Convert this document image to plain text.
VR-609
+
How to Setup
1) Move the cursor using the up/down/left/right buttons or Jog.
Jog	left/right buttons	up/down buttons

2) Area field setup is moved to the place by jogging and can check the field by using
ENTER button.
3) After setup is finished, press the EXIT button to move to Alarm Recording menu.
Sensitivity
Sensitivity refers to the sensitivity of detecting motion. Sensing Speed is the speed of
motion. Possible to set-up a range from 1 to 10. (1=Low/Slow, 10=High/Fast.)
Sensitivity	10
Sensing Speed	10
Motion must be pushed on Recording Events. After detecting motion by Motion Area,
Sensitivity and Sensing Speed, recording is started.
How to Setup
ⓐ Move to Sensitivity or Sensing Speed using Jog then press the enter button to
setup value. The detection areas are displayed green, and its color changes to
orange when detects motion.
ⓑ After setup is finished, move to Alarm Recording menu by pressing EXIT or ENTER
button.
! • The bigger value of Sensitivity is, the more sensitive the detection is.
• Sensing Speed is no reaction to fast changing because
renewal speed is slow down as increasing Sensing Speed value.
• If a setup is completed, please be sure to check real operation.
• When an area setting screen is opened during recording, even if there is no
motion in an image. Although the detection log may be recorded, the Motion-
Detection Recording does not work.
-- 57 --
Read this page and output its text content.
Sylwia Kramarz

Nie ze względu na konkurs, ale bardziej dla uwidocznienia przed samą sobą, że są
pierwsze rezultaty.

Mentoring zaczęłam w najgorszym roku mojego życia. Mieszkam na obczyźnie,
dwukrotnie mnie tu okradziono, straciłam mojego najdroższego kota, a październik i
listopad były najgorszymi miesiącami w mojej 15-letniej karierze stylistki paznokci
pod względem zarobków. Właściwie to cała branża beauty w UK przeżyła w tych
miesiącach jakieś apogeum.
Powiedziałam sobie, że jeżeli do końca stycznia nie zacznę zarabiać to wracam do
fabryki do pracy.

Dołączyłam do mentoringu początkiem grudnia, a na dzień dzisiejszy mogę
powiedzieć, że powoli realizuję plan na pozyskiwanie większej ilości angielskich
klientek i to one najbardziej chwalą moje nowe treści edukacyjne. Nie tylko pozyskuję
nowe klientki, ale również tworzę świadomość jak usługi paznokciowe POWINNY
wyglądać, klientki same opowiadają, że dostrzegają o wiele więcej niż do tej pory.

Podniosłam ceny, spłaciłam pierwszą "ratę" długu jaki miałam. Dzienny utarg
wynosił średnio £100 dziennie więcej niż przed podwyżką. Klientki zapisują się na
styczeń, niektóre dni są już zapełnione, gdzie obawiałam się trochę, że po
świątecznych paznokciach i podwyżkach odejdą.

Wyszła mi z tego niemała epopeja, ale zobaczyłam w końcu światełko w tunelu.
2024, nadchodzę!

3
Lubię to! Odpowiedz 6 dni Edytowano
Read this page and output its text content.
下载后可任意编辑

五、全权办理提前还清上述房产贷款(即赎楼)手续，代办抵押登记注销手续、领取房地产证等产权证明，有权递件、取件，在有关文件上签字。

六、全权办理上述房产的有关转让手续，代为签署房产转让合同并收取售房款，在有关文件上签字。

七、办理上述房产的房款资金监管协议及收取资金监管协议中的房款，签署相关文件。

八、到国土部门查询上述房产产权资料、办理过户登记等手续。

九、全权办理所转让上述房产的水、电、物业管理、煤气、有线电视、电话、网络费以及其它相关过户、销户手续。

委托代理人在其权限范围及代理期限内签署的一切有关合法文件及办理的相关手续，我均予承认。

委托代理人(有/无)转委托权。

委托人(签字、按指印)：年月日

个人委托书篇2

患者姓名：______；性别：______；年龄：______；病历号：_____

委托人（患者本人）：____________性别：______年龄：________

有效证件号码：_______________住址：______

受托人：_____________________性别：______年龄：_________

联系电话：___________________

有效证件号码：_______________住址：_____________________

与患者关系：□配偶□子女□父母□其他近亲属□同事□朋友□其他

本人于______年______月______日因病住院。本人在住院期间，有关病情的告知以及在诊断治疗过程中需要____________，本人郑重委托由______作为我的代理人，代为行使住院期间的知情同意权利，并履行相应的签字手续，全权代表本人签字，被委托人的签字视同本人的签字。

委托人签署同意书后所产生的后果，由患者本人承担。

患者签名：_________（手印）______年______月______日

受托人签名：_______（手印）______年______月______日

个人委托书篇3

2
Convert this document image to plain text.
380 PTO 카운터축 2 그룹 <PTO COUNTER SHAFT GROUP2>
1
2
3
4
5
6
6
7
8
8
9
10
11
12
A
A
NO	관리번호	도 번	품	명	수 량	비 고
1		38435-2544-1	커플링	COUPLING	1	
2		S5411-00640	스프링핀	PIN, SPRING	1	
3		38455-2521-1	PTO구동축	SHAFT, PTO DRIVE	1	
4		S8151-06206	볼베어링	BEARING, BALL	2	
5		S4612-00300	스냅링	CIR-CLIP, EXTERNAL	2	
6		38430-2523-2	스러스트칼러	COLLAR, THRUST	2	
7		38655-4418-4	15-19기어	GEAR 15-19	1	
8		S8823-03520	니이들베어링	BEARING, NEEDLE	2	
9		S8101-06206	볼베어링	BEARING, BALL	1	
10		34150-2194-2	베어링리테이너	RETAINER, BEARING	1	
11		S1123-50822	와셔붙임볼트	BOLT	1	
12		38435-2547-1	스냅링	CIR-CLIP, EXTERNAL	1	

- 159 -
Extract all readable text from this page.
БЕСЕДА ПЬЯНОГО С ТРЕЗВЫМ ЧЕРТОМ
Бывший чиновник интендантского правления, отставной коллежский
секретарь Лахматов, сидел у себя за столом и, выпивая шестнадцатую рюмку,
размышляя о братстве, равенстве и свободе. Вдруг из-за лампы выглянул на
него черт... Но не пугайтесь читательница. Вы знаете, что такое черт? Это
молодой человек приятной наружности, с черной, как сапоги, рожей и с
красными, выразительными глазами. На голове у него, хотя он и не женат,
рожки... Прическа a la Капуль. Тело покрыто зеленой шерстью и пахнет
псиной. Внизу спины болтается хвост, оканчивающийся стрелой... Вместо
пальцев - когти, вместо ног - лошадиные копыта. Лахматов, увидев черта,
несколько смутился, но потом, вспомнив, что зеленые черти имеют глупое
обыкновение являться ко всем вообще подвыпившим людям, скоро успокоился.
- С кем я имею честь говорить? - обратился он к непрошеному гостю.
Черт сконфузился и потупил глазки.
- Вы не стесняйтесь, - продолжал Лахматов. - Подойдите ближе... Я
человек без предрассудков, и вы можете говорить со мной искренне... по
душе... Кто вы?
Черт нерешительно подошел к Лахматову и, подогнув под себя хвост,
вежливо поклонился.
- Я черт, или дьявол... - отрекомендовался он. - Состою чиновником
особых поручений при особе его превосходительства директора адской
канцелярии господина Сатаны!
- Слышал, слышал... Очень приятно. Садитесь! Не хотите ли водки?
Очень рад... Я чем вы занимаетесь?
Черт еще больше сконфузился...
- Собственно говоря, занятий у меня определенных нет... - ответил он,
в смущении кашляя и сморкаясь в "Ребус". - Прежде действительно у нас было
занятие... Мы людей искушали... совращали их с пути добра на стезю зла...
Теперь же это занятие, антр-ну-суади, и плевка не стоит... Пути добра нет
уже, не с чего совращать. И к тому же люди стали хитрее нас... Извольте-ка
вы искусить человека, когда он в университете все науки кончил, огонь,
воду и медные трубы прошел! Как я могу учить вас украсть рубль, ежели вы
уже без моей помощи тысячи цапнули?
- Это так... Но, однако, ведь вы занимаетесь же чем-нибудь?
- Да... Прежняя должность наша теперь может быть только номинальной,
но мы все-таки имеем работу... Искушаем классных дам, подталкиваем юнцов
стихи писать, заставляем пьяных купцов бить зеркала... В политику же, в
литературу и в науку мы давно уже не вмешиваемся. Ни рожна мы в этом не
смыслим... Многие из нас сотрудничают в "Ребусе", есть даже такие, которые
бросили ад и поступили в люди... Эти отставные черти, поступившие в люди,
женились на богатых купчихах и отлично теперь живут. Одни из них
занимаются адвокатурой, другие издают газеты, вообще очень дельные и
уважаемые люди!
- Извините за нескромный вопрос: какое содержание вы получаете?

* EXERCISE REQUIREMENTS
Extract all lines that hold the word "볼베어링".

* TASK SOLUTION
4		S8151-06206	볼베어링	BEARING, BALL	2	
9		S8101-06206	볼베어링	BEARING, BALL	1	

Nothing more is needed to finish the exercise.